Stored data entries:
────────────────────

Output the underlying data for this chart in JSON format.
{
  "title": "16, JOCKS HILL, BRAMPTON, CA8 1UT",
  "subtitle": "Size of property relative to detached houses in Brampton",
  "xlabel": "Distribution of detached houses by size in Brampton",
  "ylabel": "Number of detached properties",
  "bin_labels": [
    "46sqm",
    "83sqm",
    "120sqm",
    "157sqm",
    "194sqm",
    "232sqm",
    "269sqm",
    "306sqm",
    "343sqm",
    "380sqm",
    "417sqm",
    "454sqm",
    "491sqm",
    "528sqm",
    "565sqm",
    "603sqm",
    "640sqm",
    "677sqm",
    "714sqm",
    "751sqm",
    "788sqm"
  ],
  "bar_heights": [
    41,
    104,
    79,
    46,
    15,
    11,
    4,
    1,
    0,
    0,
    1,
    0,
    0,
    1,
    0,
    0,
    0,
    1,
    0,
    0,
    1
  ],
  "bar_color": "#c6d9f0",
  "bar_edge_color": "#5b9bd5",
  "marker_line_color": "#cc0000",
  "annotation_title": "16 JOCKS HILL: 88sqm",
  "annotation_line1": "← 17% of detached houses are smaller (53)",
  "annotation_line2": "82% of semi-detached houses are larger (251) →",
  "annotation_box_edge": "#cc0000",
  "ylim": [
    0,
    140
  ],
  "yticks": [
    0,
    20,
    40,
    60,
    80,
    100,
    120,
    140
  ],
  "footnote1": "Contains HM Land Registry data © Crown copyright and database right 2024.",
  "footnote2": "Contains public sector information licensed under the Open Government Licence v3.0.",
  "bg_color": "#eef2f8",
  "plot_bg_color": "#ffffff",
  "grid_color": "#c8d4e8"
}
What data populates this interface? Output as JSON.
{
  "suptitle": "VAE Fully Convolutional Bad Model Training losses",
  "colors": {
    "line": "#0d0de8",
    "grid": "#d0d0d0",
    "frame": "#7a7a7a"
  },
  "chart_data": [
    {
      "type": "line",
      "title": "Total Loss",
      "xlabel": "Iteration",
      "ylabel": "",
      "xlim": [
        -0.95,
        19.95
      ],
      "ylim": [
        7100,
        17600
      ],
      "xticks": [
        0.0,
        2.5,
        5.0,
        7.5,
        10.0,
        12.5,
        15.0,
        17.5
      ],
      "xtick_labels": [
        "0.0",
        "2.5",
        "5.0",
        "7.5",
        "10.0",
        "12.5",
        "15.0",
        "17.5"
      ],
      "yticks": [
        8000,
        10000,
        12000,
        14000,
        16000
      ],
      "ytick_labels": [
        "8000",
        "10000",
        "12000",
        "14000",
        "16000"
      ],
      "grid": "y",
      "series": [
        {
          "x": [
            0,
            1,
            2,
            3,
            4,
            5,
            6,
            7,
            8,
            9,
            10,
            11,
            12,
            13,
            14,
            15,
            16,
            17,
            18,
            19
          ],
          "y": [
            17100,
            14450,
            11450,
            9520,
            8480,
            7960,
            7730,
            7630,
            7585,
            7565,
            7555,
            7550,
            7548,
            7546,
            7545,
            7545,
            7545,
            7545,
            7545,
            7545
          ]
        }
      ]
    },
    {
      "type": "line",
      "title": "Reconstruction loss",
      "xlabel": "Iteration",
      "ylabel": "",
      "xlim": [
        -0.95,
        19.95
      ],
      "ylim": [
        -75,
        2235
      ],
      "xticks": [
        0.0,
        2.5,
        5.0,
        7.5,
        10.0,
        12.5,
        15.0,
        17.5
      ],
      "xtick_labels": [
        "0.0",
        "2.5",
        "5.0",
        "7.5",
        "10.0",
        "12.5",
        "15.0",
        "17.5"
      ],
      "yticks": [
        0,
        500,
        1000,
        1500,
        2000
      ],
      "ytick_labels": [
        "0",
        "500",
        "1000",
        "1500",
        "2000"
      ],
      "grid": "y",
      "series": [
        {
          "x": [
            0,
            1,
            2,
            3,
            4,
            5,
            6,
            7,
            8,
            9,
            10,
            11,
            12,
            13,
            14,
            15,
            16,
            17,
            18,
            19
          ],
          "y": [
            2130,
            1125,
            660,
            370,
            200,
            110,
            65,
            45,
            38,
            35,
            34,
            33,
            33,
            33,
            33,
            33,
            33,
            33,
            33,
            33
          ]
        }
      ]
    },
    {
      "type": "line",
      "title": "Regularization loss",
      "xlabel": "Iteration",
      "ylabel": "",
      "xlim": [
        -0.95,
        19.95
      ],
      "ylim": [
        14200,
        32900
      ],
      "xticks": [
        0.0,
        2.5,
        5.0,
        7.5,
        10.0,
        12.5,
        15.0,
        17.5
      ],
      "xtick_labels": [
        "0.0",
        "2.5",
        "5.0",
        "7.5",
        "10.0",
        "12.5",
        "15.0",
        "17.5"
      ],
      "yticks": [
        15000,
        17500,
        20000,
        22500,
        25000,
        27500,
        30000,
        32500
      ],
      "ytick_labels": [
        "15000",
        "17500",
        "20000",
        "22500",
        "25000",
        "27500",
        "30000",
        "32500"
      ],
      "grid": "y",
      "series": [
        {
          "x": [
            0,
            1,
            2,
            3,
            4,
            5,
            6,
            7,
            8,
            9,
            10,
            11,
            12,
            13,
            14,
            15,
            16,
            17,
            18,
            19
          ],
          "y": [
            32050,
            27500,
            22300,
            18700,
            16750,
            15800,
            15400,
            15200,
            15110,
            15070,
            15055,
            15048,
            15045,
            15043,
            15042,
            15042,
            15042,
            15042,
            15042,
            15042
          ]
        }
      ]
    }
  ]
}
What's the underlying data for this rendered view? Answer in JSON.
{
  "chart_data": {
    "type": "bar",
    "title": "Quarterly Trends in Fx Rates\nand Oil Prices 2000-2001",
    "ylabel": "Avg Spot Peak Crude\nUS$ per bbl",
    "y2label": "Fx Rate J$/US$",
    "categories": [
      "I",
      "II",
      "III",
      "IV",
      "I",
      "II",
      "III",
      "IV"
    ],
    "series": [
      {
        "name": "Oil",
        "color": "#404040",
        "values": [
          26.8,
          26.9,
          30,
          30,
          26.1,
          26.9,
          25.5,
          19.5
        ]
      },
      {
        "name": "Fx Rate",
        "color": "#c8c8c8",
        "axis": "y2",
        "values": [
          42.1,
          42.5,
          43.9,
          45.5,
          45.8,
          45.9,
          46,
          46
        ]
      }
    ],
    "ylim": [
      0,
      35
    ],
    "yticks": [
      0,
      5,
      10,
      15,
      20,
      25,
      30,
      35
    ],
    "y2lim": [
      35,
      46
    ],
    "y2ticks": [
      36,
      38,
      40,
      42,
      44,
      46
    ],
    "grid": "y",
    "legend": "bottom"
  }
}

────────────────────

Goal -> Quote the material exactly, leaving nothing out.

Answer in full ->
Output the underlying data for this chart in JSON format.
{
  "title": "16, JOCKS HILL, BRAMPTON, CA8 1UT",
  "subtitle": "Size of property relative to detached houses in Brampton",
  "xlabel": "Distribution of detached houses by size in Brampton",
  "ylabel": "Number of detached properties",
  "bin_labels": [
    "46sqm",
    "83sqm",
    "120sqm",
    "157sqm",
    "194sqm",
    "232sqm",
    "269sqm",
    "306sqm",
    "343sqm",
    "380sqm",
    "417sqm",
    "454sqm",
    "491sqm",
    "528sqm",
    "565sqm",
    "603sqm",
    "640sqm",
    "677sqm",
    "714sqm",
    "751sqm",
    "788sqm"
  ],
  "bar_heights": [
    41,
    104,
    79,
    46,
    15,
    11,
    4,
    1,
    0,
    0,
    1,
    0,
    0,
    1,
    0,
    0,
    0,
    1,
    0,
    0,
    1
  ],
  "bar_color": "#c6d9f0",
  "bar_edge_color": "#5b9bd5",
  "marker_line_color": "#cc0000",
  "annotation_title": "16 JOCKS HILL: 88sqm",
  "annotation_line1": "← 17% of detached houses are smaller (53)",
  "annotation_line2": "82% of semi-detached houses are larger (251) →",
  "annotation_box_edge": "#cc0000",
  "ylim": [
    0,
    140
  ],
  "yticks": [
    0,
    20,
    40,
    60,
    80,
    100,
    120,
    140
  ],
  "footnote1": "Contains HM Land Registry data © Crown copyright and database right 2024.",
  "footnote2": "Contains public sector information licensed under the Open Government Licence v3.0.",
  "bg_color": "#eef2f8",
  "plot_bg_color": "#ffffff",
  "grid_color": "#c8d4e8"
}
What data populates this interface? Output as JSON.
{
  "suptitle": "VAE Fully Convolutional Bad Model Training losses",
  "colors": {
    "line": "#0d0de8",
    "grid": "#d0d0d0",
    "frame": "#7a7a7a"
  },
  "chart_data": [
    {
      "type": "line",
      "title": "Total Loss",
      "xlabel": "Iteration",
      "ylabel": "",
      "xlim": [
        -0.95,
        19.95
      ],
      "ylim": [
        7100,
        17600
      ],
      "xticks": [
        0.0,
        2.5,
        5.0,
        7.5,
        10.0,
        12.5,
        15.0,
        17.5
      ],
      "xtick_labels": [
        "0.0",
        "2.5",
        "5.0",
        "7.5",
        "10.0",
        "12.5",
        "15.0",
        "17.5"
      ],
      "yticks": [
        8000,
        10000,
        12000,
        14000,
        16000
      ],
      "ytick_labels": [
        "8000",
        "10000",
        "12000",
        "14000",
        "16000"
      ],
      "grid": "y",
      "series": [
        {
          "x": [
            0,
            1,
            2,
            3,
            4,
            5,
            6,
            7,
            8,
            9,
            10,
            11,
            12,
            13,
            14,
            15,
            16,
            17,
            18,
            19
          ],
          "y": [
            17100,
            14450,
            11450,
            9520,
            8480,
            7960,
            7730,
            7630,
            7585,
            7565,
            7555,
            7550,
            7548,
            7546,
            7545,
            7545,
            7545,
            7545,
            7545,
            7545
          ]
        }
      ]
    },
    {
      "type": "line",
      "title": "Reconstruction loss",
      "xlabel": "Iteration",
      "ylabel": "",
      "xlim": [
        -0.95,
        19.95
      ],
      "ylim": [
        -75,
        2235
      ],
      "xticks": [
        0.0,
        2.5,
        5.0,
        7.5,
        10.0,
        12.5,
        15.0,
        17.5
      ],
      "xtick_labels": [
        "0.0",
        "2.5",
        "5.0",
        "7.5",
        "10.0",
        "12.5",
        "15.0",
        "17.5"
      ],
      "yticks": [
        0,
        500,
        1000,
        1500,
        2000
      ],
      "ytick_labels": [
        "0",
        "500",
        "1000",
        "1500",
        "2000"
      ],
      "grid": "y",
      "series": [
        {
          "x": [
            0,
            1,
            2,
            3,
            4,
            5,
            6,
            7,
            8,
            9,
            10,
            11,
            12,
            13,
            14,
            15,
            16,
            17,
            18,
            19
          ],
          "y": [
            2130,
            1125,
            660,
            370,
            200,
            110,
            65,
            45,
            38,
            35,
            34,
            33,
            33,
            33,
            33,
            33,
            33,
            33,
            33,
            33
          ]
        }
      ]
    },
    {
      "type": "line",
      "title": "Regularization loss",
      "xlabel": "Iteration",
      "ylabel": "",
      "xlim": [
        -0.95,
        19.95
      ],
      "ylim": [
        14200,
        32900
      ],
      "xticks": [
        0.0,
        2.5,
        5.0,
        7.5,
        10.0,
        12.5,
        15.0,
        17.5
      ],
      "xtick_labels": [
        "0.0",
        "2.5",
        "5.0",
        "7.5",
        "10.0",
        "12.5",
        "15.0",
        "17.5"
      ],
      "yticks": [
        15000,
        17500,
        20000,
        22500,
        25000,
        27500,
        30000,
        32500
      ],
      "ytick_labels": [
        "15000",
        "17500",
        "20000",
        "22500",
        "25000",
        "27500",
        "30000",
        "32500"
      ],
      "grid": "y",
      "series": [
        {
          "x": [
            0,
            1,
            2,
            3,
            4,
            5,
            6,
            7,
            8,
            9,
            10,
            11,
            12,
            13,
            14,
            15,
            16,
            17,
            18,
            19
          ],
          "y": [
            32050,
            27500,
            22300,
            18700,
            16750,
            15800,
            15400,
            15200,
            15110,
            15070,
            15055,
            15048,
            15045,
            15043,
            15042,
            15042,
            15042,
            15042,
            15042,
            15042
          ]
        }
      ]
    }
  ]
}
What's the underlying data for this rendered view? Answer in JSON.
{
  "chart_data": {
    "type": "bar",
    "title": "Quarterly Trends in Fx Rates\nand Oil Prices 2000-2001",
    "ylabel": "Avg Spot Peak Crude\nUS$ per bbl",
    "y2label": "Fx Rate J$/US$",
    "categories": [
      "I",
      "II",
      "III",
      "IV",
      "I",
      "II",
      "III",
      "IV"
    ],
    "series": [
      {
        "name": "Oil",
        "color": "#404040",
        "values": [
          26.8,
          26.9,
          30,
          30,
          26.1,
          26.9,
          25.5,
          19.5
        ]
      },
      {
        "name": "Fx Rate",
        "color": "#c8c8c8",
        "axis": "y2",
        "values": [
          42.1,
          42.5,
          43.9,
          45.5,
          45.8,
          45.9,
          46,
          46
        ]
      }
    ],
    "ylim": [
      0,
      35
    ],
    "yticks": [
      0,
      5,
      10,
      15,
      20,
      25,
      30,
      35
    ],
    "y2lim": [
      35,
      46
    ],
    "y2ticks": [
      36,
      38,
      40,
      42,
      44,
      46
    ],
    "grid": "y",
    "legend": "bottom"
  }
}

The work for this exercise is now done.